Records from a data source
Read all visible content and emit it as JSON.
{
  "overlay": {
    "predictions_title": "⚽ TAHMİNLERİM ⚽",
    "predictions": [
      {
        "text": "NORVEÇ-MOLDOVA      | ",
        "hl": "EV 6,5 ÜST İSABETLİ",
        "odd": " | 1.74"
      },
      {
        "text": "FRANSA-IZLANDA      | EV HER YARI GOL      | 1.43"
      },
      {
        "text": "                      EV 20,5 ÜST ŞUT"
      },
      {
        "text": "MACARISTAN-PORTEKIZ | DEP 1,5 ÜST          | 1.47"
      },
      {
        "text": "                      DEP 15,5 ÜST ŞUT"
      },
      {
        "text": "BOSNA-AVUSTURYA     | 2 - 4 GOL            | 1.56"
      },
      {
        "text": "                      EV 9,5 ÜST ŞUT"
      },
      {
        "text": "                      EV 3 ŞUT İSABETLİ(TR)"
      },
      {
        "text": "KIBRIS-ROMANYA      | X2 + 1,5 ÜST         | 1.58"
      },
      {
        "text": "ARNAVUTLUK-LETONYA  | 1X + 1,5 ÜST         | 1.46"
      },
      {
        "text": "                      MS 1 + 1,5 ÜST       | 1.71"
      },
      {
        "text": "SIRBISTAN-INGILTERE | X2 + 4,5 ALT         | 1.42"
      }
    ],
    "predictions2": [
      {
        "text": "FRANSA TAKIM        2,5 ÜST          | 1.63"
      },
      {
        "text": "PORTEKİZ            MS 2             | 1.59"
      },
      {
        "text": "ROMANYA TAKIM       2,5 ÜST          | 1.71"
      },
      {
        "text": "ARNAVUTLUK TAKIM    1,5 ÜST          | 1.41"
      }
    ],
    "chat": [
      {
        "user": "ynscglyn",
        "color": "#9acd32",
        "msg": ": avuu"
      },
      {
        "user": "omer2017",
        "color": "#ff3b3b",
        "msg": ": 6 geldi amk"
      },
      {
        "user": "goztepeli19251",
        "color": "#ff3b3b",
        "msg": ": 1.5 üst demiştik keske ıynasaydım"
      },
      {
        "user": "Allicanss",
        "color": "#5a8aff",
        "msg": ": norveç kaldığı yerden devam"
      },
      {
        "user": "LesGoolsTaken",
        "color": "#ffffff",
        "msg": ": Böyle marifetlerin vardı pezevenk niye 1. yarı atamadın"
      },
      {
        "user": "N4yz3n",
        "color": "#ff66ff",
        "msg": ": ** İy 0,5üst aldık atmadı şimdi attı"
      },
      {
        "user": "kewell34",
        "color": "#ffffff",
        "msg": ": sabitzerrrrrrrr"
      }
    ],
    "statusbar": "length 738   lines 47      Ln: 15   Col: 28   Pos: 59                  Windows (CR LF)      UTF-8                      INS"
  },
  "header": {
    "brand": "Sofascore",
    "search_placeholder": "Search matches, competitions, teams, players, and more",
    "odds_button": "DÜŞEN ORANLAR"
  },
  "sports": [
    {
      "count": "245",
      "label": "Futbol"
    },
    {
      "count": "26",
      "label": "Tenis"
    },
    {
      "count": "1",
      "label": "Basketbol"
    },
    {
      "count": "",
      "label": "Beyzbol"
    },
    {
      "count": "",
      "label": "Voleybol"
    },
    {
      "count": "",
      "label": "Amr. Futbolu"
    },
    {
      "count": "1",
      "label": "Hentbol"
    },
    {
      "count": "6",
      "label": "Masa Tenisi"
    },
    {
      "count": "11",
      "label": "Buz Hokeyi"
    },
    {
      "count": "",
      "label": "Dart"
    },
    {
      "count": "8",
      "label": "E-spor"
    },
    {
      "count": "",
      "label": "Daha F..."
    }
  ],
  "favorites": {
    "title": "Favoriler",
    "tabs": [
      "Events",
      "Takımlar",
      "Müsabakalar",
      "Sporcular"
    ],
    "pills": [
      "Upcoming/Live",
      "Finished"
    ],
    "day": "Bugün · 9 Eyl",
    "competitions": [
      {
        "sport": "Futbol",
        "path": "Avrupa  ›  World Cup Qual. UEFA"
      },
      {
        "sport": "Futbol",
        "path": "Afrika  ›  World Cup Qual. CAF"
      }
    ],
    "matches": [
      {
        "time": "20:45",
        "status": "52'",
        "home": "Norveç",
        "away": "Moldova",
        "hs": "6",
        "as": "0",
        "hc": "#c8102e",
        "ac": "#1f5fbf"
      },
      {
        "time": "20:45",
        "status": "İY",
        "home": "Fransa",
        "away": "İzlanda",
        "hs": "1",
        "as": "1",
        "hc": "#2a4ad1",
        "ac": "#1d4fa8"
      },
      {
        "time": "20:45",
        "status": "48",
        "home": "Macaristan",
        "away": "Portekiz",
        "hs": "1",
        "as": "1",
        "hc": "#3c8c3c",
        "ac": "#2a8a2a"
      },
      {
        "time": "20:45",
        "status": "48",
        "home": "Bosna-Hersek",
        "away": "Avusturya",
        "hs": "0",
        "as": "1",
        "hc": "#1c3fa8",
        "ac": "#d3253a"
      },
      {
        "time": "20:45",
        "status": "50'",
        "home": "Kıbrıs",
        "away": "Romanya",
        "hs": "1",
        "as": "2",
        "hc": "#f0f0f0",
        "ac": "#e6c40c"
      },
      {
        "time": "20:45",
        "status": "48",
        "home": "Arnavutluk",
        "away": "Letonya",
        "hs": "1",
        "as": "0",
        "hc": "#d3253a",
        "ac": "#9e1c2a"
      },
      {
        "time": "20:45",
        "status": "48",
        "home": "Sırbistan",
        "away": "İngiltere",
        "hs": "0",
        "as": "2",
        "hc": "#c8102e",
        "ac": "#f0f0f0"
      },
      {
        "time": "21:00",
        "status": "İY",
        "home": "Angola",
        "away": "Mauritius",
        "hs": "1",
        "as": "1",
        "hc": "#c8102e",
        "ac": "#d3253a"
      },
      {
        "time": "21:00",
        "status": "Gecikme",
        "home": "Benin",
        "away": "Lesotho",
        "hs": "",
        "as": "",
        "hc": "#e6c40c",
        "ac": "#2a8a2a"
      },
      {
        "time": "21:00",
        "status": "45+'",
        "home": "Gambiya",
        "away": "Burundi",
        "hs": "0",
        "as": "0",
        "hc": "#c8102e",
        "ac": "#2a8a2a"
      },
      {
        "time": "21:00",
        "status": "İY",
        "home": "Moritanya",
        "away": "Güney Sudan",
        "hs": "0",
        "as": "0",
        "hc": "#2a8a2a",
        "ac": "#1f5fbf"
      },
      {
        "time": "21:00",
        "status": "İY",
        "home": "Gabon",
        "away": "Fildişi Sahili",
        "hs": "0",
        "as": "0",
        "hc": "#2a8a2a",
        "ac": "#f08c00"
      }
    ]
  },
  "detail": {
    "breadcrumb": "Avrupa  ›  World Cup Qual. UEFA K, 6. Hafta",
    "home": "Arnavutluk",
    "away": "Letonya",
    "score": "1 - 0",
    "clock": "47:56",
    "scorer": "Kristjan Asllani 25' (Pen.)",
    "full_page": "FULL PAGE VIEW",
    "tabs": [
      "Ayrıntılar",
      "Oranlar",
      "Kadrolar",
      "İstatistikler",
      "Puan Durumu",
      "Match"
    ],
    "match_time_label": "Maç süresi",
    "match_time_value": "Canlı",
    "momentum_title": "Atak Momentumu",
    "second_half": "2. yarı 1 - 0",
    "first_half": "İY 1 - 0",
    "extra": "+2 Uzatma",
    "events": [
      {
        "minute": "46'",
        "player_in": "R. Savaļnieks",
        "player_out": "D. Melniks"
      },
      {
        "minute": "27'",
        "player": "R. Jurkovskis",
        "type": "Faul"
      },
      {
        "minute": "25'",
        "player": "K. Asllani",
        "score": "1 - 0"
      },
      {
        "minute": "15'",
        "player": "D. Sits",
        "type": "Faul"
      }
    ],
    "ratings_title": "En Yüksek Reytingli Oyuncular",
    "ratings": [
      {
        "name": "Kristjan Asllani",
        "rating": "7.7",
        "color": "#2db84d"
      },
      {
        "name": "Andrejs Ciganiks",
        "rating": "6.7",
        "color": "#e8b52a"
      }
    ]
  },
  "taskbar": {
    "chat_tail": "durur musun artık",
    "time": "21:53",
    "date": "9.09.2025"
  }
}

SHORT EXERCISE:
Read the entries and select each line where the word "user" is found.

EXERCISE RESULT:
        "user": "ynscglyn",
        "user": "omer2017",
        "user": "goztepeli19251",
        "user": "Allicanss",
        "user": "LesGoolsTaken",
        "user": "N4yz3n",
        "user": "kewell34",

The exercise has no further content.